== Job ==
State how many lines of the entries include the string "UKOR", please, leaving out everything but the number.

>>>

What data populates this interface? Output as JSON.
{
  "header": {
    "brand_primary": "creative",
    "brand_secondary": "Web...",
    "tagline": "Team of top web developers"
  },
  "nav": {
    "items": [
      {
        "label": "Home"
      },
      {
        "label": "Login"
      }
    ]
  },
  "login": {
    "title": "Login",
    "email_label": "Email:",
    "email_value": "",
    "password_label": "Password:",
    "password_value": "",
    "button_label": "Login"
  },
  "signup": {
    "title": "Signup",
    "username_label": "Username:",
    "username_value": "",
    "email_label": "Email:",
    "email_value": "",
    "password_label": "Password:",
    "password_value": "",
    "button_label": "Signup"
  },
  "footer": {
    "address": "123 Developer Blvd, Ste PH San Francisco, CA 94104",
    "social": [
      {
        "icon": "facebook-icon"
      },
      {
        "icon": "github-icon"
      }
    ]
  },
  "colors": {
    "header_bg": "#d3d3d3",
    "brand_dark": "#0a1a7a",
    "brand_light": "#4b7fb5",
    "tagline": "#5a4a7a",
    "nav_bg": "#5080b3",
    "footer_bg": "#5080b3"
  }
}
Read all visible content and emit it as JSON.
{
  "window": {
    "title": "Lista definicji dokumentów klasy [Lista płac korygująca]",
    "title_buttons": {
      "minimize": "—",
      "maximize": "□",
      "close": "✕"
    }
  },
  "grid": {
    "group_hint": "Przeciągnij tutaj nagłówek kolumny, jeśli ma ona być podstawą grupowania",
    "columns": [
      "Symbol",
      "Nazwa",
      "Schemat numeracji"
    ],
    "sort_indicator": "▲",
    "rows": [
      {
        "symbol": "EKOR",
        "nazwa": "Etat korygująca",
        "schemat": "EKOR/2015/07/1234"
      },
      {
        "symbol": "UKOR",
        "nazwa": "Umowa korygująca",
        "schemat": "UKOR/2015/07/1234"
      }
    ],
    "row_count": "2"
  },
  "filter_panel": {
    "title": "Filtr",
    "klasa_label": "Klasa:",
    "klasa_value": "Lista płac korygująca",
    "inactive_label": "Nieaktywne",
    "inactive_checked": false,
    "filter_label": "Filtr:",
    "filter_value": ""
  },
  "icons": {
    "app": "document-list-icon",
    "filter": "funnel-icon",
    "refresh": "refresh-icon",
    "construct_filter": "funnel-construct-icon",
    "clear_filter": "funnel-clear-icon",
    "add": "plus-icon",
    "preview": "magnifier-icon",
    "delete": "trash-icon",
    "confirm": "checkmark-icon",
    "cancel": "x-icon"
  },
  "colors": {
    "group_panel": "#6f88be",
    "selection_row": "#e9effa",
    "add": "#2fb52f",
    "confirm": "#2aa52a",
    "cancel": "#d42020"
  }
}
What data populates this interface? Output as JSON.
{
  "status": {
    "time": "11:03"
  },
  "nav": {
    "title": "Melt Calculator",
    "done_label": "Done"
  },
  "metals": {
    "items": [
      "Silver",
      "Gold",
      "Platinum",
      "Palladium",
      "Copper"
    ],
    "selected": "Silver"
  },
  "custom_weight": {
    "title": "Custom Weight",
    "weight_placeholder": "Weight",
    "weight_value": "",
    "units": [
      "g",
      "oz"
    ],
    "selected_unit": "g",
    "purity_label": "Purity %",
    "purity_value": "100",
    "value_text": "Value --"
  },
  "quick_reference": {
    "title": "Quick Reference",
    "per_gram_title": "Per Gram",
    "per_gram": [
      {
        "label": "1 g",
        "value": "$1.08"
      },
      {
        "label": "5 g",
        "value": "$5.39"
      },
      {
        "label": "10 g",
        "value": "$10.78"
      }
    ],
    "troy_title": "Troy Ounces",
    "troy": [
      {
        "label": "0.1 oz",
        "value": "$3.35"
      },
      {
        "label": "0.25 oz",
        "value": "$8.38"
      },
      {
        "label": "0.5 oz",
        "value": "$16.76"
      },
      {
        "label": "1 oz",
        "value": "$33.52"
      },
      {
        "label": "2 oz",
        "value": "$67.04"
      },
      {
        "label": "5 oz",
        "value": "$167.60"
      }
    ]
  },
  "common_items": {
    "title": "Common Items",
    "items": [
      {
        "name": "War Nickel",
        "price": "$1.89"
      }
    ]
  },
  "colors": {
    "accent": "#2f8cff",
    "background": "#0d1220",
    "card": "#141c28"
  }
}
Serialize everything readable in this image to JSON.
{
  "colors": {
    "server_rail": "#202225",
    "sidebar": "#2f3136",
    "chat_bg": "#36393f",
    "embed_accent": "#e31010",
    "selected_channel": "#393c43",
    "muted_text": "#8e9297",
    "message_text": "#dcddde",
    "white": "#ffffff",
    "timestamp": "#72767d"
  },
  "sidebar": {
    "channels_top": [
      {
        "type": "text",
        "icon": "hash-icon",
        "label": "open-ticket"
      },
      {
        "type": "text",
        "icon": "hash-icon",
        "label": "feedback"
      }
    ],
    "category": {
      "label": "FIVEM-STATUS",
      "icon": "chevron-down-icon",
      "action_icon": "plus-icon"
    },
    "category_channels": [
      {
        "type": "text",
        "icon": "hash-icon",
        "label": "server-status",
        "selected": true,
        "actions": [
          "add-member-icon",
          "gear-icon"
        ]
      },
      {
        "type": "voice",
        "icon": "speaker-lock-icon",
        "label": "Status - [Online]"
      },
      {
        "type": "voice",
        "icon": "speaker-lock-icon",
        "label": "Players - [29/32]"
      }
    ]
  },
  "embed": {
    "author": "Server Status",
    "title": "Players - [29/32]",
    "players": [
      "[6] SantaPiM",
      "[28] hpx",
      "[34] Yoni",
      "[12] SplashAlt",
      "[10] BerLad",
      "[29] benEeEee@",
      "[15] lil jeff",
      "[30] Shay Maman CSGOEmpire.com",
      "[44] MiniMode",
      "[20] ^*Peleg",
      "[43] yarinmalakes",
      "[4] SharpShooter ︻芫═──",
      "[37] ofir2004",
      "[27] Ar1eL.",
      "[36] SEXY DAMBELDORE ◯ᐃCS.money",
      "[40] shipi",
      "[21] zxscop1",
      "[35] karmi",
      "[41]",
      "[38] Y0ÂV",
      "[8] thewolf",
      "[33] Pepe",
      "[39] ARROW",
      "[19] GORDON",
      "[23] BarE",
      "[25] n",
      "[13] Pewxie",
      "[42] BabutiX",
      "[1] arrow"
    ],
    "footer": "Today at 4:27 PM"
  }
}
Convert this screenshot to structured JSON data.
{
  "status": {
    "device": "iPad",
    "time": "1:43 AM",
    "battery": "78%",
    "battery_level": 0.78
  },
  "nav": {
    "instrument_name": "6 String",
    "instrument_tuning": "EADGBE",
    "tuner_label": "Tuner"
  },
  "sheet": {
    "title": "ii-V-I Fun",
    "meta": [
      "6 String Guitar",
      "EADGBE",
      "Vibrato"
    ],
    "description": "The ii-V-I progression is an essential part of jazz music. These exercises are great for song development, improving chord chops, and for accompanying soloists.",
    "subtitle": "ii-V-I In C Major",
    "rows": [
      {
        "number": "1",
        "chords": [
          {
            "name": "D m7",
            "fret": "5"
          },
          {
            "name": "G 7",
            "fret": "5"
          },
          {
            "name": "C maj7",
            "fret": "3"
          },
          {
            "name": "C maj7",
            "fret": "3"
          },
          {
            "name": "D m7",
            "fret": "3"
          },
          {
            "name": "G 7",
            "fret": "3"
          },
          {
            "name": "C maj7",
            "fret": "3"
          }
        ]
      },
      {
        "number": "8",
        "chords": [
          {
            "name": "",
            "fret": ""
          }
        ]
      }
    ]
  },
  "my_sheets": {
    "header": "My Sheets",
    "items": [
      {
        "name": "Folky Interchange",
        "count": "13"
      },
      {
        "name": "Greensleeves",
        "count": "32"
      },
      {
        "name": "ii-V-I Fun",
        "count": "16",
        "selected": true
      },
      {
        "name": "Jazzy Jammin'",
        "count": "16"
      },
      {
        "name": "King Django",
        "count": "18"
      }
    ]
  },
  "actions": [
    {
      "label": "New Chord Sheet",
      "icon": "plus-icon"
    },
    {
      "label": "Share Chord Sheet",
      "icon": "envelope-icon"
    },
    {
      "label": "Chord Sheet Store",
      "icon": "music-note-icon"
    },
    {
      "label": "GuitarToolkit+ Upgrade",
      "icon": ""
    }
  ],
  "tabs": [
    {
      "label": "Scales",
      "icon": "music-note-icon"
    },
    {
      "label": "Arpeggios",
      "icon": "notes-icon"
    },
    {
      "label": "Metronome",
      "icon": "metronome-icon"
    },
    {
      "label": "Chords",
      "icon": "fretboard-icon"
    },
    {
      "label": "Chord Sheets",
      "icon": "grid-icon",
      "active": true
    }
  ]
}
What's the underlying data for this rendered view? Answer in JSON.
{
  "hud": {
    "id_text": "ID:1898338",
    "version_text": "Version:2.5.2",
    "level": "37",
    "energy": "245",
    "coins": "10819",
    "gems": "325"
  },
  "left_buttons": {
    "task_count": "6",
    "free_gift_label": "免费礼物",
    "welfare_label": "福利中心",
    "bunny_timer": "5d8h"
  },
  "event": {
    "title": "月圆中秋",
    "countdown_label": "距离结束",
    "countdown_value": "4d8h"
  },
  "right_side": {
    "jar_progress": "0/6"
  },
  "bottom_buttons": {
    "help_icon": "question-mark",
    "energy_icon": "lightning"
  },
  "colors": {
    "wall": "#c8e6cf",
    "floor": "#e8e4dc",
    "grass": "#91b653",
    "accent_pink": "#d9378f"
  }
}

<<<

== Response to this exercise ==
2